_DATA SHOWN_
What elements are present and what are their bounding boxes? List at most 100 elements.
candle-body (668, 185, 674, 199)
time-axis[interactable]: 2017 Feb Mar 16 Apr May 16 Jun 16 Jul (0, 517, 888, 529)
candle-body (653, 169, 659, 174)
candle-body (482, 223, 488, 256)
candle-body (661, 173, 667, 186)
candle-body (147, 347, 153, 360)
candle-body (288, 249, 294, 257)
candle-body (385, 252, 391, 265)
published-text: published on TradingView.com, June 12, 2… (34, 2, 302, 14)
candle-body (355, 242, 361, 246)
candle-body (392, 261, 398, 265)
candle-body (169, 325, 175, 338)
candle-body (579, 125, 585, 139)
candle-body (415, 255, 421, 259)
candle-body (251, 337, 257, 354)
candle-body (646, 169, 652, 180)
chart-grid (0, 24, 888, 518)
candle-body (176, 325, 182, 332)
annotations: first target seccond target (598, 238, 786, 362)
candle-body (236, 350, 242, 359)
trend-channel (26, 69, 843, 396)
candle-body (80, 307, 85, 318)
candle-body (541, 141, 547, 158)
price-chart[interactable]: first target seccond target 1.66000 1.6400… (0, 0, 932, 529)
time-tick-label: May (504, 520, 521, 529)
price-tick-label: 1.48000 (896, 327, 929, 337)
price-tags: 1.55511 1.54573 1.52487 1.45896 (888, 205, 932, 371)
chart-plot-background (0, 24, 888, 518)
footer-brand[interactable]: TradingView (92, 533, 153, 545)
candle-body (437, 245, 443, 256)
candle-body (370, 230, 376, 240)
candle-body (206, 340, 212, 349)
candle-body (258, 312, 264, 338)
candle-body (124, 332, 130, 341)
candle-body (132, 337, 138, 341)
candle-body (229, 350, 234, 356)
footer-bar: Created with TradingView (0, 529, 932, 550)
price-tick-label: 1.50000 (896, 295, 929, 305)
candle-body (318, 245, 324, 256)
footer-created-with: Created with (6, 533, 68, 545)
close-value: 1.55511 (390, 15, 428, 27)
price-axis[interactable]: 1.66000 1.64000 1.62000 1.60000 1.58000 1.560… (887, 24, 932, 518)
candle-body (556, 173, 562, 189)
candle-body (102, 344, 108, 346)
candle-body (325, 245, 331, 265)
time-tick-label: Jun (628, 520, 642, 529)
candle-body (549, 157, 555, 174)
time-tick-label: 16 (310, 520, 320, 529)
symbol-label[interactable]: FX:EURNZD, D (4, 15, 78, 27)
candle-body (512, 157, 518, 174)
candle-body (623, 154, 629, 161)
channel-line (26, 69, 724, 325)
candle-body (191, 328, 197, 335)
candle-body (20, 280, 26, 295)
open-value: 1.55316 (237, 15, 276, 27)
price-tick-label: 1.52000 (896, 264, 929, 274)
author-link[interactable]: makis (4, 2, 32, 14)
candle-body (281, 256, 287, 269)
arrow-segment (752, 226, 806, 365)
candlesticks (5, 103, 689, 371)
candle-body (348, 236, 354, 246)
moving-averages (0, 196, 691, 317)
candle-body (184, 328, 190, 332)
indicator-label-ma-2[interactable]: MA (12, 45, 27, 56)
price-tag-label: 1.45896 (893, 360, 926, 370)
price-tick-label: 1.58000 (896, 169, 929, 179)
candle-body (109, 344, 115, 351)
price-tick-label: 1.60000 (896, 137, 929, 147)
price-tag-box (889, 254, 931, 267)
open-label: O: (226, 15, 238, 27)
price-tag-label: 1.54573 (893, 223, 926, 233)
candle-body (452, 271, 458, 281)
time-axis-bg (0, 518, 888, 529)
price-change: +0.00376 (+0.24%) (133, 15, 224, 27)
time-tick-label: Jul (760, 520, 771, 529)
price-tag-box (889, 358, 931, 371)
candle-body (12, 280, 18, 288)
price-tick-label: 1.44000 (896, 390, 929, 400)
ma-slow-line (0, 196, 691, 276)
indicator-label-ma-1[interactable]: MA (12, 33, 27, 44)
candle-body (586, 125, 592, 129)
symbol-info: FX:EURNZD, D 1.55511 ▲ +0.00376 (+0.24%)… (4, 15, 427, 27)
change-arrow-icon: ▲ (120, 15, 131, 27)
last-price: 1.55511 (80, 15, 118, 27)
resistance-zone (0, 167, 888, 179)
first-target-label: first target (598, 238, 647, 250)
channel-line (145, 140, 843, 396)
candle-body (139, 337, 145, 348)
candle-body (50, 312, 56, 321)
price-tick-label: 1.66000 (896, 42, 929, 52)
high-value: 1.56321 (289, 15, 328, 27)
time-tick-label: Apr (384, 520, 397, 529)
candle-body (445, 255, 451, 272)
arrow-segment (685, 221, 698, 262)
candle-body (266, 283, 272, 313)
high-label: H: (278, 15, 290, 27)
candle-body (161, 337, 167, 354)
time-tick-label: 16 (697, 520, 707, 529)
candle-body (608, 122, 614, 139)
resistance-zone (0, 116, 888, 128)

_AIM OF THE EXERCISE_
Could you quote the entry above in full, reproducing every line verbatim and in the same order?

_RESPONSE TO THE EXERCISE_
What elements are present and what are their bounding boxes? List at most 100 elements.
candle-body (668, 185, 674, 199)
time-axis[interactable]: 2017 Feb Mar 16 Apr May 16 Jun 16 Jul (0, 517, 888, 529)
candle-body (653, 169, 659, 174)
candle-body (482, 223, 488, 256)
candle-body (661, 173, 667, 186)
candle-body (147, 347, 153, 360)
candle-body (288, 249, 294, 257)
candle-body (385, 252, 391, 265)
published-text: published on TradingView.com, June 12, 2… (34, 2, 302, 14)
candle-body (355, 242, 361, 246)
candle-body (392, 261, 398, 265)
candle-body (169, 325, 175, 338)
candle-body (579, 125, 585, 139)
candle-body (415, 255, 421, 259)
candle-body (251, 337, 257, 354)
candle-body (646, 169, 652, 180)
chart-grid (0, 24, 888, 518)
candle-body (176, 325, 182, 332)
annotations: first target seccond target (598, 238, 786, 362)
candle-body (236, 350, 242, 359)
trend-channel (26, 69, 843, 396)
candle-body (80, 307, 85, 318)
candle-body (541, 141, 547, 158)
price-chart[interactable]: first target seccond target 1.66000 1.6400… (0, 0, 932, 529)
time-tick-label: May (504, 520, 521, 529)
price-tick-label: 1.48000 (896, 327, 929, 337)
price-tags: 1.55511 1.54573 1.52487 1.45896 (888, 205, 932, 371)
chart-plot-background (0, 24, 888, 518)
footer-brand[interactable]: TradingView (92, 533, 153, 545)
candle-body (437, 245, 443, 256)
candle-body (370, 230, 376, 240)
candle-body (206, 340, 212, 349)
candle-body (258, 312, 264, 338)
candle-body (124, 332, 130, 341)
candle-body (132, 337, 138, 341)
candle-body (229, 350, 234, 356)
footer-bar: Created with TradingView (0, 529, 932, 550)
price-tick-label: 1.50000 (896, 295, 929, 305)
candle-body (318, 245, 324, 256)
footer-created-with: Created with (6, 533, 68, 545)
close-value: 1.55511 (390, 15, 428, 27)
price-axis[interactable]: 1.66000 1.64000 1.62000 1.60000 1.58000 1.560… (887, 24, 932, 518)
candle-body (556, 173, 562, 189)
candle-body (102, 344, 108, 346)
candle-body (325, 245, 331, 265)
time-tick-label: Jun (628, 520, 642, 529)
candle-body (549, 157, 555, 174)
time-tick-label: 16 (310, 520, 320, 529)
symbol-label[interactable]: FX:EURNZD, D (4, 15, 78, 27)
candle-body (512, 157, 518, 174)
candle-body (623, 154, 629, 161)
channel-line (26, 69, 724, 325)
candle-body (191, 328, 197, 335)
candle-body (20, 280, 26, 295)
open-value: 1.55316 (237, 15, 276, 27)
price-tick-label: 1.52000 (896, 264, 929, 274)
author-link[interactable]: makis (4, 2, 32, 14)
candle-body (281, 256, 287, 269)
arrow-segment (752, 226, 806, 365)
candlesticks (5, 103, 689, 371)
candle-body (348, 236, 354, 246)
moving-averages (0, 196, 691, 317)
candle-body (184, 328, 190, 332)
indicator-label-ma-2[interactable]: MA (12, 45, 27, 56)
price-tag-label: 1.45896 (893, 360, 926, 370)
price-tick-label: 1.58000 (896, 169, 929, 179)
candle-body (109, 344, 115, 351)
price-tick-label: 1.60000 (896, 137, 929, 147)
price-tag-box (889, 254, 931, 267)
open-label: O: (226, 15, 238, 27)
price-tag-label: 1.54573 (893, 223, 926, 233)
candle-body (452, 271, 458, 281)
time-axis-bg (0, 518, 888, 529)
price-change: +0.00376 (+0.24%) (133, 15, 224, 27)
time-tick-label: Jul (760, 520, 771, 529)
price-tag-box (889, 358, 931, 371)
candle-body (12, 280, 18, 288)
price-tick-label: 1.44000 (896, 390, 929, 400)
ma-slow-line (0, 196, 691, 276)
indicator-label-ma-1[interactable]: MA (12, 33, 27, 44)
candle-body (586, 125, 592, 129)
symbol-info: FX:EURNZD, D 1.55511 ▲ +0.00376 (+0.24%)… (4, 15, 427, 27)
change-arrow-icon: ▲ (120, 15, 131, 27)
last-price: 1.55511 (80, 15, 118, 27)
resistance-zone (0, 167, 888, 179)
first-target-label: first target (598, 238, 647, 250)
channel-line (145, 140, 843, 396)
candle-body (139, 337, 145, 348)
candle-body (50, 312, 56, 321)
price-tick-label: 1.66000 (896, 42, 929, 52)
high-value: 1.56321 (289, 15, 328, 27)
time-tick-label: Apr (384, 520, 397, 529)
candle-body (445, 255, 451, 272)
arrow-segment (685, 221, 698, 262)
candle-body (266, 283, 272, 313)
high-label: H: (278, 15, 290, 27)
candle-body (161, 337, 167, 354)
time-tick-label: 16 (697, 520, 707, 529)
candle-body (608, 122, 614, 139)
resistance-zone (0, 116, 888, 128)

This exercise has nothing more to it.